(Data entries)
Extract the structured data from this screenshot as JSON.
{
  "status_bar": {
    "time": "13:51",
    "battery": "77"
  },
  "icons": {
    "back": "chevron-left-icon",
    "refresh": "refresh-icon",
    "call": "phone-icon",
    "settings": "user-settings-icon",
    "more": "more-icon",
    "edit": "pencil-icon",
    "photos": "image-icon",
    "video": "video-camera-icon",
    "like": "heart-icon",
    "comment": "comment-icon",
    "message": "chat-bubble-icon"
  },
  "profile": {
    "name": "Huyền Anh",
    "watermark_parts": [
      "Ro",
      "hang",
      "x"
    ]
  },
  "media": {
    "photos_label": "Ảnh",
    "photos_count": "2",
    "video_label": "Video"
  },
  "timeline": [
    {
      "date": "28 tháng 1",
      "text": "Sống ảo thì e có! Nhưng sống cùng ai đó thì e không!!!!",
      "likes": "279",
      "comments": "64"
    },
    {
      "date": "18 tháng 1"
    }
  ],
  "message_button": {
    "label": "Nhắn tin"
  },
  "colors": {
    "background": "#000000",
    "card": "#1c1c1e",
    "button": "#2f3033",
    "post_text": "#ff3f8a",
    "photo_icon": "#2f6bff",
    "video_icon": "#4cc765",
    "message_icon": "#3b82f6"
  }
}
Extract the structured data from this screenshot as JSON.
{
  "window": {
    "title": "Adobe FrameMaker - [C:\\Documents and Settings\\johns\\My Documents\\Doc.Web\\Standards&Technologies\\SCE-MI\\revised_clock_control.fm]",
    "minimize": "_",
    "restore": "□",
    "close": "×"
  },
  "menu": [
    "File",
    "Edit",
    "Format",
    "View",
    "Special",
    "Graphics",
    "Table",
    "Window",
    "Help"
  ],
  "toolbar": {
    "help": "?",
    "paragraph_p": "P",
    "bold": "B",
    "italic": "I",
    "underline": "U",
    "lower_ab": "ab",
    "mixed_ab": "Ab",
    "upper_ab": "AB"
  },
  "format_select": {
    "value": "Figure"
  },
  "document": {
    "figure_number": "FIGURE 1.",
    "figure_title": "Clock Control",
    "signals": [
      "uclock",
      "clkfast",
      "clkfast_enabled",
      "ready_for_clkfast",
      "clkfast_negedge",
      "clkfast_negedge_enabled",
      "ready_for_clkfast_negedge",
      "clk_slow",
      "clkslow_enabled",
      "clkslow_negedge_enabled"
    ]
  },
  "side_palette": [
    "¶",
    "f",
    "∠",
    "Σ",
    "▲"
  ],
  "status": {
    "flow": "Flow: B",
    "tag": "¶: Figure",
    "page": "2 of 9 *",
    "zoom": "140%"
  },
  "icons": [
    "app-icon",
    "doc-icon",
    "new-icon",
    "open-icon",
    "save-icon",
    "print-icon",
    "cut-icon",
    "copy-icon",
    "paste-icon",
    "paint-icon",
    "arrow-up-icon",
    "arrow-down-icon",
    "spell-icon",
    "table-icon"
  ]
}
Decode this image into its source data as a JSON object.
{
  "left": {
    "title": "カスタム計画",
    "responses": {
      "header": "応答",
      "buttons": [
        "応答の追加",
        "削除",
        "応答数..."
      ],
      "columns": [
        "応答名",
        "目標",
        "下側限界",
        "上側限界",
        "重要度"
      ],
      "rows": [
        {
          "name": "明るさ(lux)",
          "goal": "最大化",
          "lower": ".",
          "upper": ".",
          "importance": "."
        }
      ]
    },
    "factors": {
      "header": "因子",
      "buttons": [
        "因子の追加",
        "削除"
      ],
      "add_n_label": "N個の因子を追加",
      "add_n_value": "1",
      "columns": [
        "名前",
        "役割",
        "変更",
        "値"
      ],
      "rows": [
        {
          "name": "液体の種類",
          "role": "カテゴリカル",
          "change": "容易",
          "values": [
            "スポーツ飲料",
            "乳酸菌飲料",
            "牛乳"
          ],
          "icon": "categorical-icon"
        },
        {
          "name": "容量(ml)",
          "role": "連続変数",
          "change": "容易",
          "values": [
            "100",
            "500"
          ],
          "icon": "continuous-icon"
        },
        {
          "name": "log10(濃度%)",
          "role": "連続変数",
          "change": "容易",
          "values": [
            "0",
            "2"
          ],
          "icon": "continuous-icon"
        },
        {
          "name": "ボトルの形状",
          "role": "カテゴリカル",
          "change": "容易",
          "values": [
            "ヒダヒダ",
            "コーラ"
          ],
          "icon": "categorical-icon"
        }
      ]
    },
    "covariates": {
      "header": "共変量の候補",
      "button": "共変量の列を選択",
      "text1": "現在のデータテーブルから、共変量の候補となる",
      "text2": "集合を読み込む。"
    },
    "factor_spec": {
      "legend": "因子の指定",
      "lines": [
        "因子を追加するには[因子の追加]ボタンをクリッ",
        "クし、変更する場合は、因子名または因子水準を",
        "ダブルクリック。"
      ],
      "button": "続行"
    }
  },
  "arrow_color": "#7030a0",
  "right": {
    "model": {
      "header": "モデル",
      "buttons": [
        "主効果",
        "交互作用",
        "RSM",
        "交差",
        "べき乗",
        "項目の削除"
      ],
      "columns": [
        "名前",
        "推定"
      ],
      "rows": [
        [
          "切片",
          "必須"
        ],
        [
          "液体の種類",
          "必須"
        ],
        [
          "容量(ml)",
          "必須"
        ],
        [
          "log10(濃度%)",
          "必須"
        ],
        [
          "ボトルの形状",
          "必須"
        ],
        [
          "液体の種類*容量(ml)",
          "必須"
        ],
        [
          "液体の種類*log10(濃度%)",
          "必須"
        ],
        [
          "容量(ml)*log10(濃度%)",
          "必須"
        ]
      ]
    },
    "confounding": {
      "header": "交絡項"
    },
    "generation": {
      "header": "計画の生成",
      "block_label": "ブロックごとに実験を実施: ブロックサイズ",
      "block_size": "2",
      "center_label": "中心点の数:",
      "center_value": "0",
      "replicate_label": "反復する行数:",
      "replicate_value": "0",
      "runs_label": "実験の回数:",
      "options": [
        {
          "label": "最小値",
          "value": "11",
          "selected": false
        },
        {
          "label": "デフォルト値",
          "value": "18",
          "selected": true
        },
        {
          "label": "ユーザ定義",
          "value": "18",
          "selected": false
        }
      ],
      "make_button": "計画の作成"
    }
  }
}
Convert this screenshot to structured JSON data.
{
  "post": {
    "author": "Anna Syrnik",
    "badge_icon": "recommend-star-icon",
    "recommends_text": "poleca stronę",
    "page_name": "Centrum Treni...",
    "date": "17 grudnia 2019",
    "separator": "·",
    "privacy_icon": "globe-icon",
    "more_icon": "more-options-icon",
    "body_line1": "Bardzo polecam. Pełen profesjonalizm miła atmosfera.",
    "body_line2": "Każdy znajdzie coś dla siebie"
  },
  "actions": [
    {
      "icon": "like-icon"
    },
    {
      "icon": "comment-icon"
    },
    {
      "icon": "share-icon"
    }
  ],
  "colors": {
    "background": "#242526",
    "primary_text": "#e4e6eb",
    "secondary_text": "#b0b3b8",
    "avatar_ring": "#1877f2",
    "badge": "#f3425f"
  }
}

■ **EXERCISE DESCRIPTION**: Repeat each record in full; every line must match exactly.

■ **ANSWER FOR THIS EXERCISE**:
Extract the structured data from this screenshot as JSON.
{
  "status_bar": {
    "time": "13:51",
    "battery": "77"
  },
  "icons": {
    "back": "chevron-left-icon",
    "refresh": "refresh-icon",
    "call": "phone-icon",
    "settings": "user-settings-icon",
    "more": "more-icon",
    "edit": "pencil-icon",
    "photos": "image-icon",
    "video": "video-camera-icon",
    "like": "heart-icon",
    "comment": "comment-icon",
    "message": "chat-bubble-icon"
  },
  "profile": {
    "name": "Huyền Anh",
    "watermark_parts": [
      "Ro",
      "hang",
      "x"
    ]
  },
  "media": {
    "photos_label": "Ảnh",
    "photos_count": "2",
    "video_label": "Video"
  },
  "timeline": [
    {
      "date": "28 tháng 1",
      "text": "Sống ảo thì e có! Nhưng sống cùng ai đó thì e không!!!!",
      "likes": "279",
      "comments": "64"
    },
    {
      "date": "18 tháng 1"
    }
  ],
  "message_button": {
    "label": "Nhắn tin"
  },
  "colors": {
    "background": "#000000",
    "card": "#1c1c1e",
    "button": "#2f3033",
    "post_text": "#ff3f8a",
    "photo_icon": "#2f6bff",
    "video_icon": "#4cc765",
    "message_icon": "#3b82f6"
  }
}
Extract the structured data from this screenshot as JSON.
{
  "window": {
    "title": "Adobe FrameMaker - [C:\\Documents and Settings\\johns\\My Documents\\Doc.Web\\Standards&Technologies\\SCE-MI\\revised_clock_control.fm]",
    "minimize": "_",
    "restore": "□",
    "close": "×"
  },
  "menu": [
    "File",
    "Edit",
    "Format",
    "View",
    "Special",
    "Graphics",
    "Table",
    "Window",
    "Help"
  ],
  "toolbar": {
    "help": "?",
    "paragraph_p": "P",
    "bold": "B",
    "italic": "I",
    "underline": "U",
    "lower_ab": "ab",
    "mixed_ab": "Ab",
    "upper_ab": "AB"
  },
  "format_select": {
    "value": "Figure"
  },
  "document": {
    "figure_number": "FIGURE 1.",
    "figure_title": "Clock Control",
    "signals": [
      "uclock",
      "clkfast",
      "clkfast_enabled",
      "ready_for_clkfast",
      "clkfast_negedge",
      "clkfast_negedge_enabled",
      "ready_for_clkfast_negedge",
      "clk_slow",
      "clkslow_enabled",
      "clkslow_negedge_enabled"
    ]
  },
  "side_palette": [
    "¶",
    "f",
    "∠",
    "Σ",
    "▲"
  ],
  "status": {
    "flow": "Flow: B",
    "tag": "¶: Figure",
    "page": "2 of 9 *",
    "zoom": "140%"
  },
  "icons": [
    "app-icon",
    "doc-icon",
    "new-icon",
    "open-icon",
    "save-icon",
    "print-icon",
    "cut-icon",
    "copy-icon",
    "paste-icon",
    "paint-icon",
    "arrow-up-icon",
    "arrow-down-icon",
    "spell-icon",
    "table-icon"
  ]
}
Decode this image into its source data as a JSON object.
{
  "left": {
    "title": "カスタム計画",
    "responses": {
      "header": "応答",
      "buttons": [
        "応答の追加",
        "削除",
        "応答数..."
      ],
      "columns": [
        "応答名",
        "目標",
        "下側限界",
        "上側限界",
        "重要度"
      ],
      "rows": [
        {
          "name": "明るさ(lux)",
          "goal": "最大化",
          "lower": ".",
          "upper": ".",
          "importance": "."
        }
      ]
    },
    "factors": {
      "header": "因子",
      "buttons": [
        "因子の追加",
        "削除"
      ],
      "add_n_label": "N個の因子を追加",
      "add_n_value": "1",
      "columns": [
        "名前",
        "役割",
        "変更",
        "値"
      ],
      "rows": [
        {
          "name": "液体の種類",
          "role": "カテゴリカル",
          "change": "容易",
          "values": [
            "スポーツ飲料",
            "乳酸菌飲料",
            "牛乳"
          ],
          "icon": "categorical-icon"
        },
        {
          "name": "容量(ml)",
          "role": "連続変数",
          "change": "容易",
          "values": [
            "100",
            "500"
          ],
          "icon": "continuous-icon"
        },
        {
          "name": "log10(濃度%)",
          "role": "連続変数",
          "change": "容易",
          "values": [
            "0",
            "2"
          ],
          "icon": "continuous-icon"
        },
        {
          "name": "ボトルの形状",
          "role": "カテゴリカル",
          "change": "容易",
          "values": [
            "ヒダヒダ",
            "コーラ"
          ],
          "icon": "categorical-icon"
        }
      ]
    },
    "covariates": {
      "header": "共変量の候補",
      "button": "共変量の列を選択",
      "text1": "現在のデータテーブルから、共変量の候補となる",
      "text2": "集合を読み込む。"
    },
    "factor_spec": {
      "legend": "因子の指定",
      "lines": [
        "因子を追加するには[因子の追加]ボタンをクリッ",
        "クし、変更する場合は、因子名または因子水準を",
        "ダブルクリック。"
      ],
      "button": "続行"
    }
  },
  "arrow_color": "#7030a0",
  "right": {
    "model": {
      "header": "モデル",
      "buttons": [
        "主効果",
        "交互作用",
        "RSM",
        "交差",
        "べき乗",
        "項目の削除"
      ],
      "columns": [
        "名前",
        "推定"
      ],
      "rows": [
        [
          "切片",
          "必須"
        ],
        [
          "液体の種類",
          "必須"
        ],
        [
          "容量(ml)",
          "必須"
        ],
        [
          "log10(濃度%)",
          "必須"
        ],
        [
          "ボトルの形状",
          "必須"
        ],
        [
          "液体の種類*容量(ml)",
          "必須"
        ],
        [
          "液体の種類*log10(濃度%)",
          "必須"
        ],
        [
          "容量(ml)*log10(濃度%)",
          "必須"
        ]
      ]
    },
    "confounding": {
      "header": "交絡項"
    },
    "generation": {
      "header": "計画の生成",
      "block_label": "ブロックごとに実験を実施: ブロックサイズ",
      "block_size": "2",
      "center_label": "中心点の数:",
      "center_value": "0",
      "replicate_label": "反復する行数:",
      "replicate_value": "0",
      "runs_label": "実験の回数:",
      "options": [
        {
          "label": "最小値",
          "value": "11",
          "selected": false
        },
        {
          "label": "デフォルト値",
          "value": "18",
          "selected": true
        },
        {
          "label": "ユーザ定義",
          "value": "18",
          "selected": false
        }
      ],
      "make_button": "計画の作成"
    }
  }
}
Convert this screenshot to structured JSON data.
{
  "post": {
    "author": "Anna Syrnik",
    "badge_icon": "recommend-star-icon",
    "recommends_text": "poleca stronę",
    "page_name": "Centrum Treni...",
    "date": "17 grudnia 2019",
    "separator": "·",
    "privacy_icon": "globe-icon",
    "more_icon": "more-options-icon",
    "body_line1": "Bardzo polecam. Pełen profesjonalizm miła atmosfera.",
    "body_line2": "Każdy znajdzie coś dla siebie"
  },
  "actions": [
    {
      "icon": "like-icon"
    },
    {
      "icon": "comment-icon"
    },
    {
      "icon": "share-icon"
    }
  ],
  "colors": {
    "background": "#242526",
    "primary_text": "#e4e6eb",
    "secondary_text": "#b0b3b8",
    "avatar_ring": "#1877f2",
    "badge": "#f3425f"
  }
}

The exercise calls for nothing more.